# Short exercise
Reproduce the listing below without changes, except that pictures are left out.

[Dataset items]
******
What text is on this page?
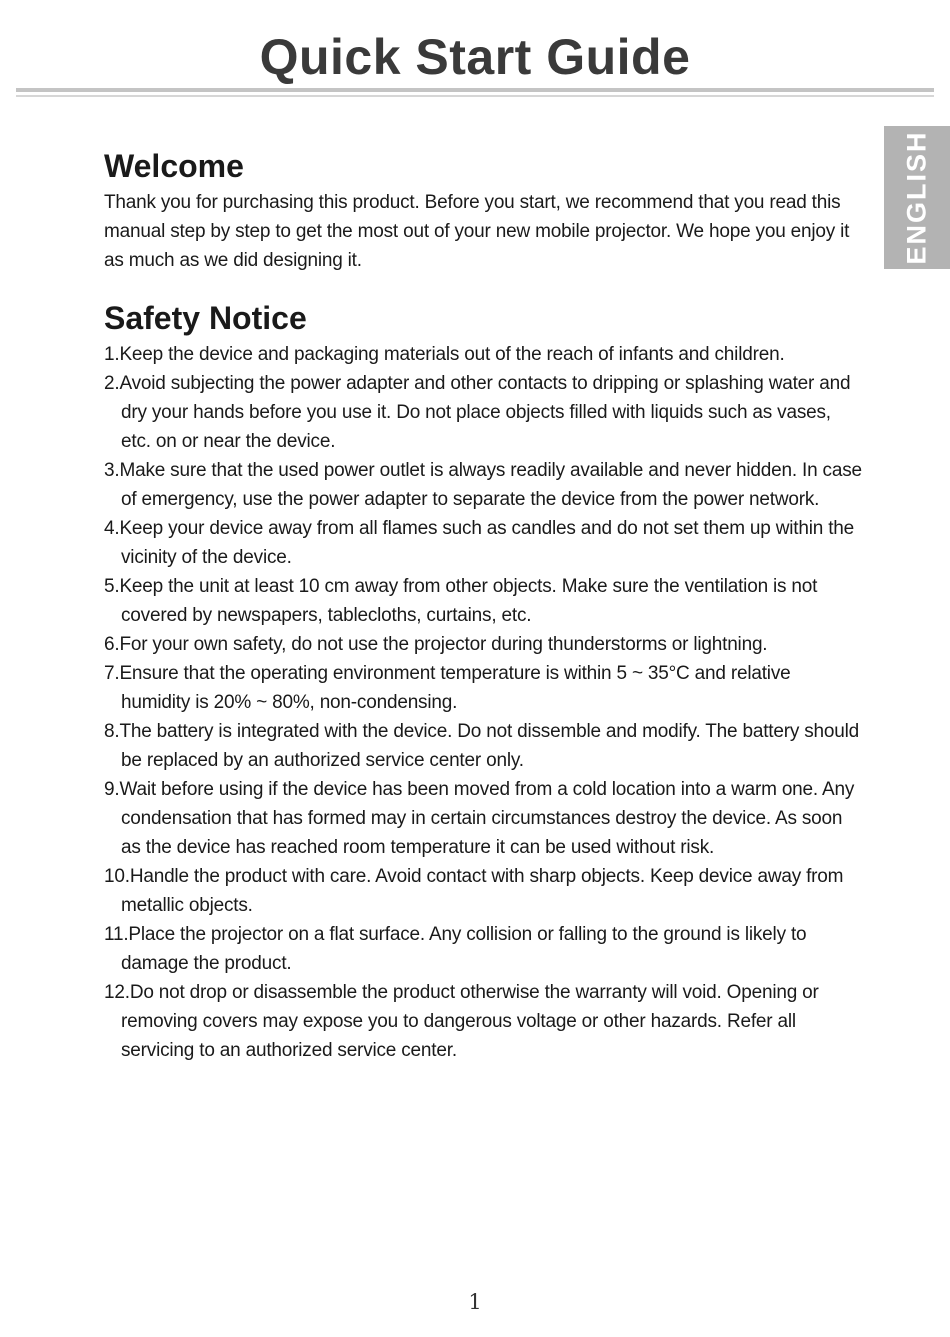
Quick Start Guide
ENGLISH
Welcome

Thank you for purchasing this product. Before you start, we recommend that you read this manual step by step to get the most out of your new mobile projector. We hope you enjoy it as much as we did designing it.

Safety Notice
1.Keep the device and packaging materials out of the reach of infants and children.
2.Avoid subjecting the power adapter and other contacts to dripping or splashing water and dry your hands before you use it. Do not place objects filled with liquids such as vases, etc. on or near the device.
3.Make sure that the used power outlet is always readily available and never hidden. In case of emergency, use the power adapter to separate the device from the power network.
4.Keep your device away from all flames such as candles and do not set them up within the vicinity of the device.
5.Keep the unit at least 10 cm away from other objects. Make sure the ventilation is not covered by newspapers, tablecloths, curtains, etc.
6.For your own safety, do not use the projector during thunderstorms or lightning.
7.Ensure that the operating environment temperature is within 5 ~ 35°C and relative humidity is 20% ~ 80%, non-condensing.
8.The battery is integrated with the device. Do not dissemble and modify. The battery should be replaced by an authorized service center only.
9.Wait before using if the device has been moved from a cold location into a warm one. Any condensation that has formed may in certain circumstances destroy the device. As soon as the device has reached room temperature it can be used without risk.
10.Handle the product with care. Avoid contact with sharp objects. Keep device away from metallic objects.
11.Place the projector on a flat surface. Any collision or falling to the ground is likely to damage the product.
12.Do not drop or disassemble the product otherwise the warranty will void. Opening or removing covers may expose you to dangerous voltage or other hazards. Refer all servicing to an authorized service center.
1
******
# Expected answer
What text is on this page?
Quick Start Guide
ENGLISH
Welcome

Thank you for purchasing this product. Before you start, we recommend that you read this manual step by step to get the most out of your new mobile projector. We hope you enjoy it as much as we did designing it.

Safety Notice
1.Keep the device and packaging materials out of the reach of infants and children.
2.Avoid subjecting the power adapter and other contacts to dripping or splashing water and dry your hands before you use it. Do not place objects filled with liquids such as vases, etc. on or near the device.
3.Make sure that the used power outlet is always readily available and never hidden. In case of emergency, use the power adapter to separate the device from the power network.
4.Keep your device away from all flames such as candles and do not set them up within the vicinity of the device.
5.Keep the unit at least 10 cm away from other objects. Make sure the ventilation is not covered by newspapers, tablecloths, curtains, etc.
6.For your own safety, do not use the projector during thunderstorms or lightning.
7.Ensure that the operating environment temperature is within 5 ~ 35°C and relative humidity is 20% ~ 80%, non-condensing.
8.The battery is integrated with the device. Do not dissemble and modify. The battery should be replaced by an authorized service center only.
9.Wait before using if the device has been moved from a cold location into a warm one. Any condensation that has formed may in certain circumstances destroy the device. As soon as the device has reached room temperature it can be used without risk.
10.Handle the product with care. Avoid contact with sharp objects. Keep device away from metallic objects.
11.Place the projector on a flat surface. Any collision or falling to the ground is likely to damage the product.
12.Do not drop or disassemble the product otherwise the warranty will void. Opening or removing covers may expose you to dangerous voltage or other hazards. Refer all servicing to an authorized service center.
1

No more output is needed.